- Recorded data
________________________
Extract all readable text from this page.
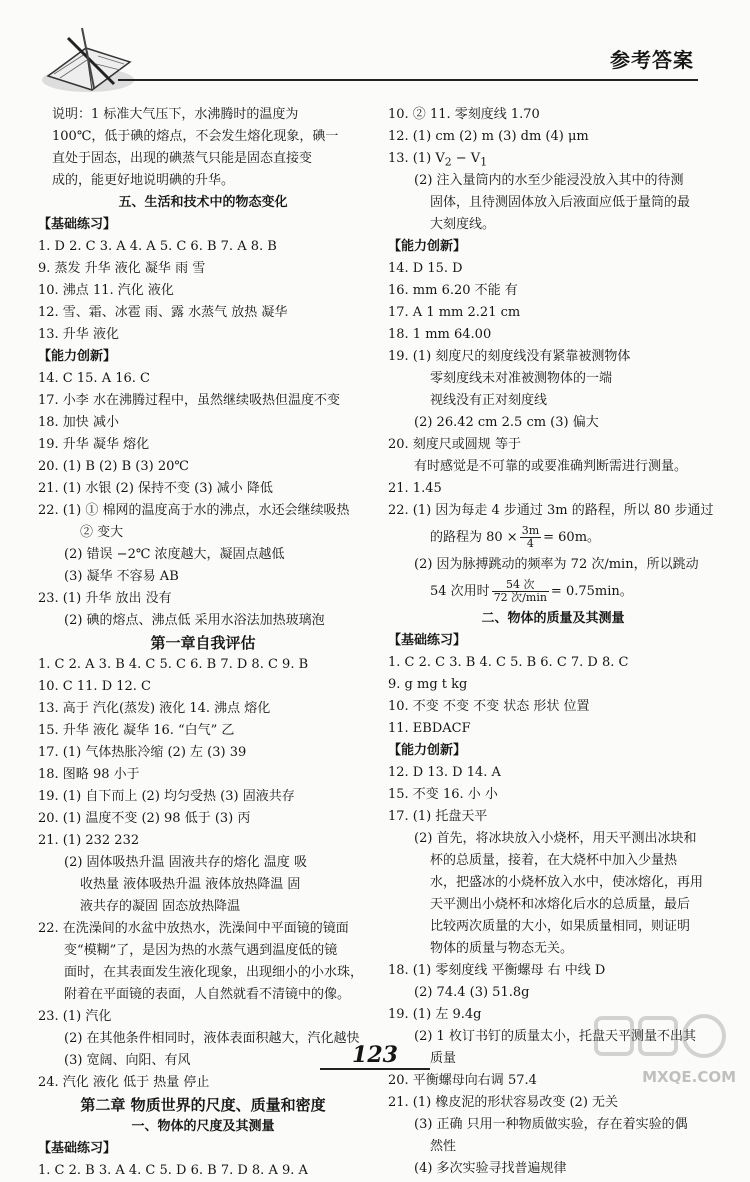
参考答案
说明：1 标准大气压下，水沸腾时的温度为
100℃，低于碘的熔点，不会发生熔化现象，碘一
直处于固态，出现的碘蒸气只能是固态直接变
成的，能更好地说明碘的升华。
五、生活和技术中的物态变化
【基础练习】
1. D 2. C 3. A 4. A 5. C 6. B 7. A 8. B
9. 蒸发 升华 液化 凝华 雨 雪
10. 沸点 11. 汽化 液化
12. 雪、霜、冰雹 雨、露 水蒸气 放热 凝华
13. 升华 液化
【能力创新】
14. C 15. A 16. C
17. 小李 水在沸腾过程中，虽然继续吸热但温度不变
18. 加快 减小
19. 升华 凝华 熔化
20. (1) B (2) B (3) 20℃
21. (1) 水银 (2) 保持不变 (3) 减小 降低
22. (1) ① 棉网的温度高于水的沸点，水还会继续吸热
② 变大
(2) 错误 −2℃ 浓度越大，凝固点越低
(3) 凝华 不容易 AB
23. (1) 升华 放出 没有
(2) 碘的熔点、沸点低 采用水浴法加热玻璃泡
第一章自我评估
1. C 2. A 3. B 4. C 5. C 6. B 7. D 8. C 9. B
10. C 11. D 12. C
13. 高于 汽化(蒸发) 液化 14. 沸点 熔化
15. 升华 液化 凝华 16. “白气” 乙
17. (1) 气体热胀冷缩 (2) 左 (3) 39
18. 图略 98 小于
19. (1) 自下而上 (2) 均匀受热 (3) 固液共存
20. (1) 温度不变 (2) 98 低于 (3) 丙
21. (1) 232 232
(2) 固体吸热升温 固液共存的熔化 温度 吸
收热量 液体吸热升温 液体放热降温 固
液共存的凝固 固态放热降温
22. 在洗澡间的水盆中放热水，洗澡间中平面镜的镜面
变“模糊”了，是因为热的水蒸气遇到温度低的镜
面时，在其表面发生液化现象，出现细小的小水珠，
附着在平面镜的表面，人自然就看不清镜中的像。
23. (1) 汽化
(2) 在其他条件相同时，液体表面积越大，汽化越快
(3) 宽阔、向阳、有风
24. 汽化 液化 低于 热量 停止
第二章 物质世界的尺度、质量和密度
一、物体的尺度及其测量
【基础练习】
1. C 2. B 3. A 4. C 5. D 6. B 7. D 8. A 9. A
10. ② 11. 零刻度线 1.70
12. (1) cm (2) m (3) dm (4) μm
13. (1) $V_2 - V_1$
(2) 注入量筒内的水至少能浸没放入其中的待测
固体，且待测固体放入后液面应低于量筒的最
大刻度线。
【能力创新】
14. D 15. D
16. mm 6.20 不能 有
17. A 1 mm 2.21 cm
18. 1 mm 64.00
19. (1) 刻度尺的刻度线没有紧靠被测物体
零刻度线未对准被测物体的一端
视线没有正对刻度线
(2) 26.42 cm 2.5 cm (3) 偏大
20. 刻度尺或圆规 等于
有时感觉是不可靠的或要准确判断需进行测量。
21. 1.45
22. (1) 因为每走 4 步通过 3m 的路程，所以 80 步通过
的路程为 $80 \times \frac{3m}{4} = 60m$。
(2) 因为脉搏跳动的频率为 72 次/min，所以跳动
54 次用时 $\frac{\text{54 次}}{\text{72 次/min}} = 0.75\min$。
二、物体的质量及其测量
【基础练习】
1. C 2. C 3. B 4. C 5. B 6. C 7. D 8. C
9. g mg t kg
10. 不变 不变 不变 状态 形状 位置
11. EBDACF
【能力创新】
12. D 13. D 14. A
15. 不变 16. 小 小
17. (1) 托盘天平
(2) 首先，将冰块放入小烧杯，用天平测出冰块和
杯的总质量，接着，在大烧杯中加入少量热
水，把盛冰的小烧杯放入水中，使冰熔化，再用
天平测出小烧杯和冰熔化后水的总质量，最后
比较两次质量的大小，如果质量相同，则证明
物体的质量与物态无关。
18. (1) 零刻度线 平衡螺母 右 中线 D
(2) 74.4 (3) 51.8g
19. (1) 左 9.4g
(2) 1 枚订书钉的质量太小，托盘天平测量不出其
质量
20. 平衡螺母向右调 57.4
21. (1) 橡皮泥的形状容易改变 (2) 无关
(3) 正确 只用一种物质做实验，存在着实验的偶
然性
(4) 多次实验寻找普遍规律
123
MXQE.COM
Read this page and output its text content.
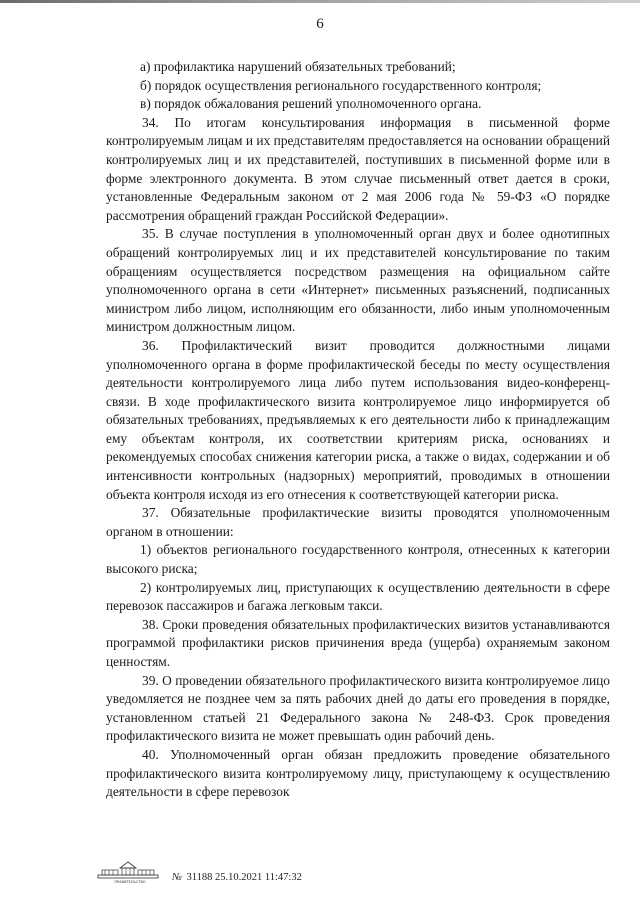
6

а) профилактика нарушений обязательных требований;

б) порядок осуществления регионального государственного контроля;

в) порядок обжалования решений уполномоченного органа.

34. По итогам консультирования информация в письменной форме контролируемым лицам и их представителям предоставляется на основании обращений контролируемых лиц и их представителей, поступивших в письменной форме или в форме электронного документа. В этом случае письменный ответ дается в сроки, установленные Федеральным законом от 2 мая 2006 года № 59-ФЗ «О порядке рассмотрения обращений граждан Российской Федерации».

35. В случае поступления в уполномоченный орган двух и более однотипных обращений контролируемых лиц и их представителей консультирование по таким обращениям осуществляется посредством размещения на официальном сайте уполномоченного органа в сети «Интернет» письменных разъяснений, подписанных министром либо лицом, исполняющим его обязанности, либо иным уполномоченным министром должностным лицом.

36. Профилактический визит проводится должностными лицами уполномоченного органа в форме профилактической беседы по месту осуществления деятельности контролируемого лица либо путем использования видео-конференц-связи. В ходе профилактического визита контролируемое лицо информируется об обязательных требованиях, предъявляемых к его деятельности либо к принадлежащим ему объектам контроля, их соответствии критериям риска, основаниях и рекомендуемых способах снижения категории риска, а также о видах, содержании и об интенсивности контрольных (надзорных) мероприятий, проводимых в отношении объекта контроля исходя из его отнесения к соответствующей категории риска.

37. Обязательные профилактические визиты проводятся уполномоченным органом в отношении:

1) объектов регионального государственного контроля, отнесенных к категории высокого риска;

2) контролируемых лиц, приступающих к осуществлению деятельности в сфере перевозок пассажиров и багажа легковым такси.

38. Сроки проведения обязательных профилактических визитов устанавливаются программой профилактики рисков причинения вреда (ущерба) охраняемым законом ценностям.

39. О проведении обязательного профилактического визита контролируемое лицо уведомляется не позднее чем за пять рабочих дней до даты его проведения в порядке, установленном статьей 21 Федерального закона № 248-ФЗ. Срок проведения профилактического визита не может превышать один рабочий день.

40. Уполномоченный орган обязан предложить проведение обязательного профилактического визита контролируемому лицу, приступающему к осуществлению деятельности в сфере перевозок

ПРАВИТЕЛЬСТВО	№ 31188 25.10.2021 11:47:32
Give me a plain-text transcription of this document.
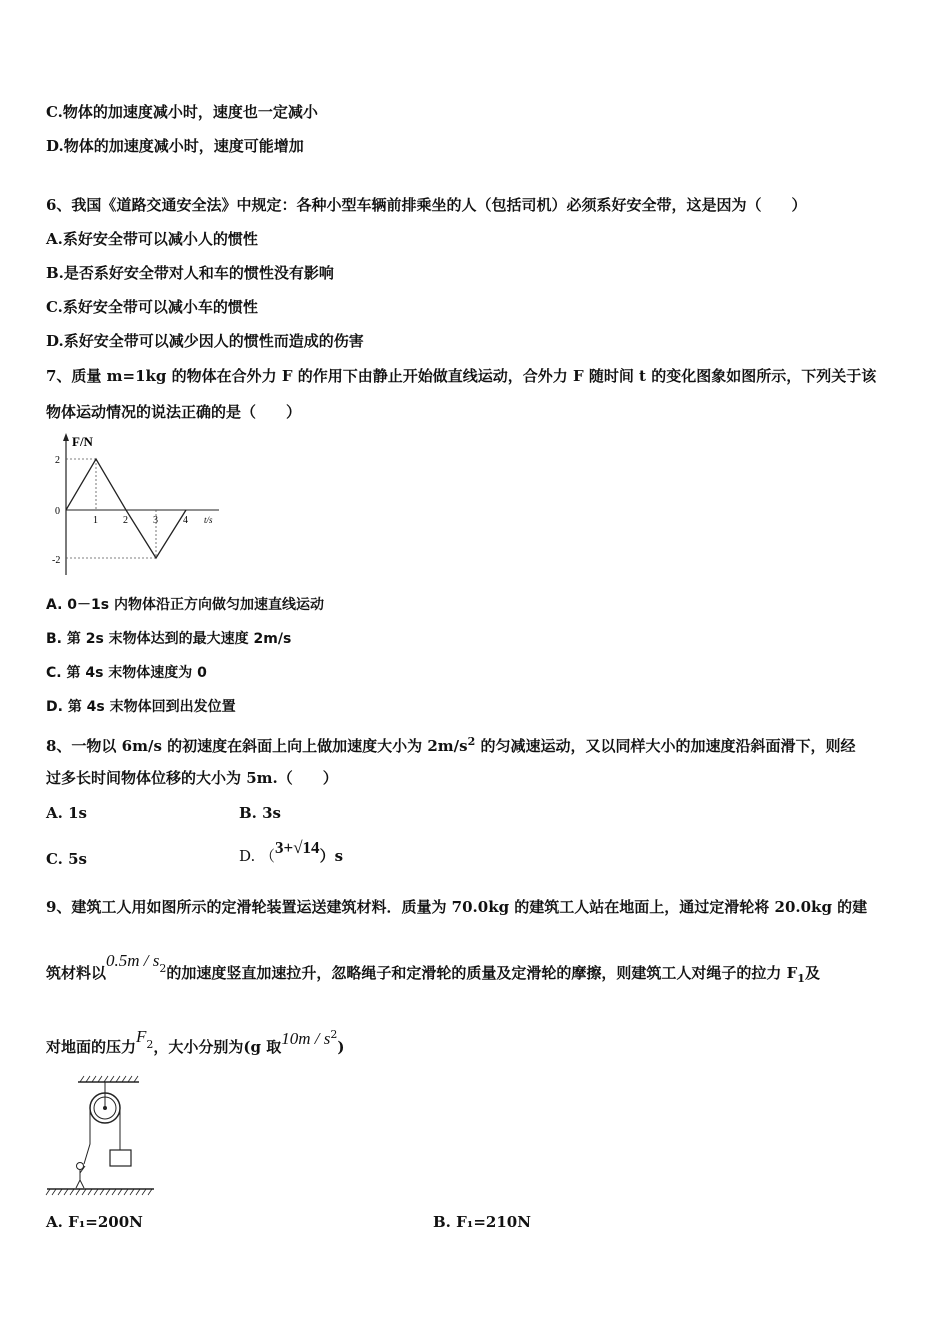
C.物体的加速度减小时，速度也一定减小
D.物体的加速度减小时，速度可能增加
6、我国《道路交通安全法》中规定：各种小型车辆前排乘坐的人（包括司机）必须系好安全带，这是因为（　　）
A.系好安全带可以减小人的惯性
B.是否系好安全带对人和车的惯性没有影响
C.系好安全带可以减小车的惯性
D.系好安全带可以减少因人的惯性而造成的伤害
7、质量 m=1kg 的物体在合外力 F 的作用下由静止开始做直线运动，合外力 F 随时间 t 的变化图象如图所示，下列关于该
物体运动情况的说法正确的是（　　）
F/N
t/s
2
0
-2
1	2	3	4
A. 0－1s 内物体沿正方向做匀加速直线运动
B. 第 2s 末物体达到的最大速度 2m/s
C. 第 4s 末物体速度为 0
D. 第 4s 末物体回到出发位置
8、一物以 6m/s 的初速度在斜面上向上做加速度大小为 $2m/s^2$ 的匀减速运动，又以同样大小的加速度沿斜面滑下，则经
过多长时间物体位移的大小为 5m.（　　）
A. 1s	B. 3s
C. 5s	D. （3+√14）s
9、建筑工人用如图所示的定滑轮装置运送建筑材料．质量为 70.0kg 的建筑工人站在地面上，通过定滑轮将 20.0kg 的建
筑材料以$0.5m / s^2$的加速度竖直加速拉升，忽略绳子和定滑轮的质量及定滑轮的摩擦，则建筑工人对绳子的拉力 $F_1$及
对地面的压力$F_2$，大小分别为(g 取$10m / s^2$)
A. F₁=200N	B. F₁=210N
________________________
- Directions for this task
Pictures do not go in the copy. Write out exactly the lines from the line containing "Give me a plain-text" through the last line of the listing.

- Response to the exercise
Give me a plain-text transcription of this document.
C.物体的加速度减小时，速度也一定减小
D.物体的加速度减小时，速度可能增加
6、我国《道路交通安全法》中规定：各种小型车辆前排乘坐的人（包括司机）必须系好安全带，这是因为（　　）
A.系好安全带可以减小人的惯性
B.是否系好安全带对人和车的惯性没有影响
C.系好安全带可以减小车的惯性
D.系好安全带可以减少因人的惯性而造成的伤害
7、质量 m=1kg 的物体在合外力 F 的作用下由静止开始做直线运动，合外力 F 随时间 t 的变化图象如图所示，下列关于该
物体运动情况的说法正确的是（　　）
F/N
t/s
2
0
-2
1	2	3	4
A. 0－1s 内物体沿正方向做匀加速直线运动
B. 第 2s 末物体达到的最大速度 2m/s
C. 第 4s 末物体速度为 0
D. 第 4s 末物体回到出发位置
8、一物以 6m/s 的初速度在斜面上向上做加速度大小为 $2m/s^2$ 的匀减速运动，又以同样大小的加速度沿斜面滑下，则经
过多长时间物体位移的大小为 5m.（　　）
A. 1s	B. 3s
C. 5s	D. （3+√14）s
9、建筑工人用如图所示的定滑轮装置运送建筑材料．质量为 70.0kg 的建筑工人站在地面上，通过定滑轮将 20.0kg 的建
筑材料以$0.5m / s^2$的加速度竖直加速拉升，忽略绳子和定滑轮的质量及定滑轮的摩擦，则建筑工人对绳子的拉力 $F_1$及
对地面的压力$F_2$，大小分别为(g 取$10m / s^2$)
A. F₁=200N	B. F₁=210N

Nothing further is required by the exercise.